=== Extracted data ===
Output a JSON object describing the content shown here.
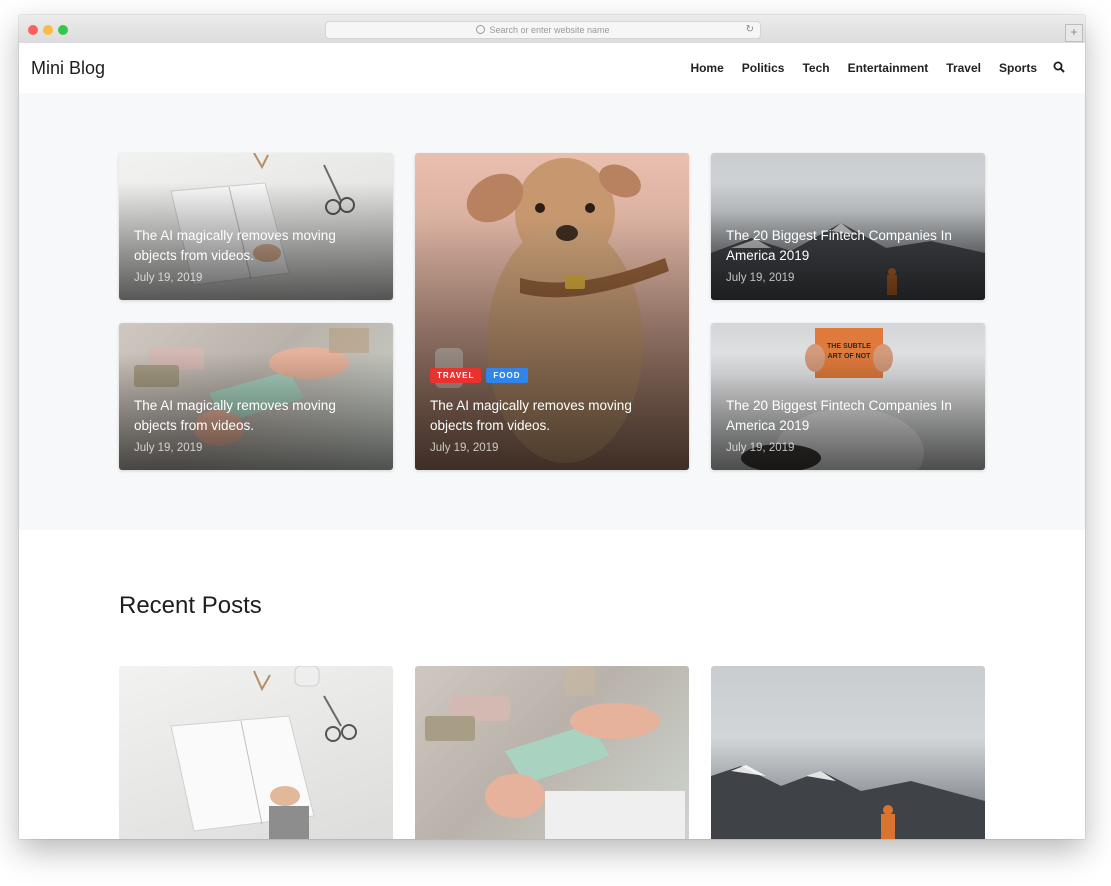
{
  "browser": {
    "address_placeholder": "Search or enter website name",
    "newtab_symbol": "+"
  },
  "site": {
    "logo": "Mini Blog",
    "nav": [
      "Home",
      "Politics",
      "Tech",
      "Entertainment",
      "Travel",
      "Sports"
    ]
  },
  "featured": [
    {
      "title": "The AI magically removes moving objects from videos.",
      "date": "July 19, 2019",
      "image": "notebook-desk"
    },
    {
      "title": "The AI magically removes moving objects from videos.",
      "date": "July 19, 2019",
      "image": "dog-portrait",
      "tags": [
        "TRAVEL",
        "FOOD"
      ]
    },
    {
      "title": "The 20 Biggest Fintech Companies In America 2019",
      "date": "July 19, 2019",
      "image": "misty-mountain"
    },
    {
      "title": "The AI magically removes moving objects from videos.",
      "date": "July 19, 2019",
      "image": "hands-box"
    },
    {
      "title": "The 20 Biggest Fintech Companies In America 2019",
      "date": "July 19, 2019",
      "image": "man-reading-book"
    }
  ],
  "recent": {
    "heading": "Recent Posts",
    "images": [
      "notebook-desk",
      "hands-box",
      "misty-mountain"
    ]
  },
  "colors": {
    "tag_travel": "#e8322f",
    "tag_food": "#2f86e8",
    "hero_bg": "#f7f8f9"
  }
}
===
*What to produce*.
In the copy, include all records verbatim but no images.

*Answer below*.
Output a JSON object describing the content shown here.
{
  "browser": {
    "address_placeholder": "Search or enter website name",
    "newtab_symbol": "+"
  },
  "site": {
    "logo": "Mini Blog",
    "nav": [
      "Home",
      "Politics",
      "Tech",
      "Entertainment",
      "Travel",
      "Sports"
    ]
  },
  "featured": [
    {
      "title": "The AI magically removes moving objects from videos.",
      "date": "July 19, 2019",
      "image": "notebook-desk"
    },
    {
      "title": "The AI magically removes moving objects from videos.",
      "date": "July 19, 2019",
      "image": "dog-portrait",
      "tags": [
        "TRAVEL",
        "FOOD"
      ]
    },
    {
      "title": "The 20 Biggest Fintech Companies In America 2019",
      "date": "July 19, 2019",
      "image": "misty-mountain"
    },
    {
      "title": "The AI magically removes moving objects from videos.",
      "date": "July 19, 2019",
      "image": "hands-box"
    },
    {
      "title": "The 20 Biggest Fintech Companies In America 2019",
      "date": "July 19, 2019",
      "image": "man-reading-book"
    }
  ],
  "recent": {
    "heading": "Recent Posts",
    "images": [
      "notebook-desk",
      "hands-box",
      "misty-mountain"
    ]
  },
  "colors": {
    "tag_travel": "#e8322f",
    "tag_food": "#2f86e8",
    "hero_bg": "#f7f8f9"
  }
}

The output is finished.